>> Begin
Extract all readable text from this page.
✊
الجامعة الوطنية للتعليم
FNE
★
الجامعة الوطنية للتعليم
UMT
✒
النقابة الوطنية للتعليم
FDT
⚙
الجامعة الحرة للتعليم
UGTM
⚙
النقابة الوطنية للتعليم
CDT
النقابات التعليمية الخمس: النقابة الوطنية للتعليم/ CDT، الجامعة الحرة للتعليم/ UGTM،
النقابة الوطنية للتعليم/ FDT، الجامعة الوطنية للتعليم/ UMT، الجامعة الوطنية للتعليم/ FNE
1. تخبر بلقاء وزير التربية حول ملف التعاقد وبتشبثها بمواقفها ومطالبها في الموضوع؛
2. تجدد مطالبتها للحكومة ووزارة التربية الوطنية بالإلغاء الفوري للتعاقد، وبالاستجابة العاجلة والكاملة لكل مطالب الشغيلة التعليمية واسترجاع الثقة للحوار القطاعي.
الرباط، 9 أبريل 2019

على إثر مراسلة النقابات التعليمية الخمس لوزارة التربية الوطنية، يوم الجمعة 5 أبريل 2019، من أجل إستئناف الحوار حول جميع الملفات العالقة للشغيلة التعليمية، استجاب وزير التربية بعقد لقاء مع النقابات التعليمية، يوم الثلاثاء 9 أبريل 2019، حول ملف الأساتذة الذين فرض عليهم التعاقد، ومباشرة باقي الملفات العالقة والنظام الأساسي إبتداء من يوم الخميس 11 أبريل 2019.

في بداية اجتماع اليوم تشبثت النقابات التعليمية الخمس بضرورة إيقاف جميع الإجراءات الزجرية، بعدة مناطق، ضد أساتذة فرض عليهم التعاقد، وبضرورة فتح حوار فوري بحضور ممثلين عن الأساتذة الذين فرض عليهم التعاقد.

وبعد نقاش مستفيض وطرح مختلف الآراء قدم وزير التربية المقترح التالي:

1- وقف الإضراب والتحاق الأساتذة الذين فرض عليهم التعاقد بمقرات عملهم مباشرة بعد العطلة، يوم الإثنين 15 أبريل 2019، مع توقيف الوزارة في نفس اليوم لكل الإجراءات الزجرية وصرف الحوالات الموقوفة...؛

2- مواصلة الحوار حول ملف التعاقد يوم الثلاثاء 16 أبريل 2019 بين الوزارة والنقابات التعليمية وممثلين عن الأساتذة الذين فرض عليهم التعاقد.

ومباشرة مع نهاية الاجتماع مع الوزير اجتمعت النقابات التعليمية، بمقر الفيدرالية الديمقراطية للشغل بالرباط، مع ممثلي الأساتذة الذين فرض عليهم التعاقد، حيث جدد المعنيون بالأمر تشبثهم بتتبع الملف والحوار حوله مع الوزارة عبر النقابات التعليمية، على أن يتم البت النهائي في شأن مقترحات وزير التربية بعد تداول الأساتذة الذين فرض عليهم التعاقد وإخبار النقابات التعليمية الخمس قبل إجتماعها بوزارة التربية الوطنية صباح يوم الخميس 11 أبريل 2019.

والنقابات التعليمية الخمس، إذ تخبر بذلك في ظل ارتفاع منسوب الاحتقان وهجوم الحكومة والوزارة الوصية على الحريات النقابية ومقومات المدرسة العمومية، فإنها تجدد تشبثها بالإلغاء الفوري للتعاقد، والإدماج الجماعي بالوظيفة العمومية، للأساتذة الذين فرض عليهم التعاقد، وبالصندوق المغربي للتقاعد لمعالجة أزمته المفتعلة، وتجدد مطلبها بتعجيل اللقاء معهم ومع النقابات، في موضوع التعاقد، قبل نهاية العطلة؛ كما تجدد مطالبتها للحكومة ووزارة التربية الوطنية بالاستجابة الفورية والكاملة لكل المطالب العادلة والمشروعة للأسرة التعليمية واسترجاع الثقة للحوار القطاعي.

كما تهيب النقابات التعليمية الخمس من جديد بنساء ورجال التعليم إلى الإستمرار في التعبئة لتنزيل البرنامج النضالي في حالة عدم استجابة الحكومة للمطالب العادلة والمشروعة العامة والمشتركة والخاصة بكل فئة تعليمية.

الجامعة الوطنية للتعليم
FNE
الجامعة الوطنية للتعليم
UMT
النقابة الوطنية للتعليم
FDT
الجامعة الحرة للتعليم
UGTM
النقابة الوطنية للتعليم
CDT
>> End
Your objective
Go through the data and gather every line that holds "واسترجاع".

Answer for the task
2. تجدد مطالبتها للحكومة ووزارة التربية الوطنية بالإلغاء الفوري للتعاقد، وبالاستجابة العاجلة والكاملة لكل مطالب الشغيلة التعليمية واسترجاع الثقة للحوار القطاعي.
والنقابات التعليمية الخمس، إذ تخبر بذلك في ظل ارتفاع منسوب الاحتقان وهجوم الحكومة والوزارة الوصية على الحريات النقابية ومقومات المدرسة العمومية، فإنها تجدد تشبثها بالإلغاء الفوري للتعاقد، والإدماج الجماعي بالوظيفة العمومية، للأساتذة الذين فرض عليهم التعاقد، وبالصندوق المغربي للتقاعد لمعالجة أزمته المفتعلة، وتجدد مطلبها بتعجيل اللقاء معهم ومع النقابات، في موضوع التعاقد، قبل نهاية العطلة؛ كما تجدد مطالبتها للحكومة ووزارة التربية الوطنية بالاستجابة الفورية والكاملة لكل المطالب العادلة والمشروعة للأسرة التعليمية واسترجاع الثقة للحوار القطاعي.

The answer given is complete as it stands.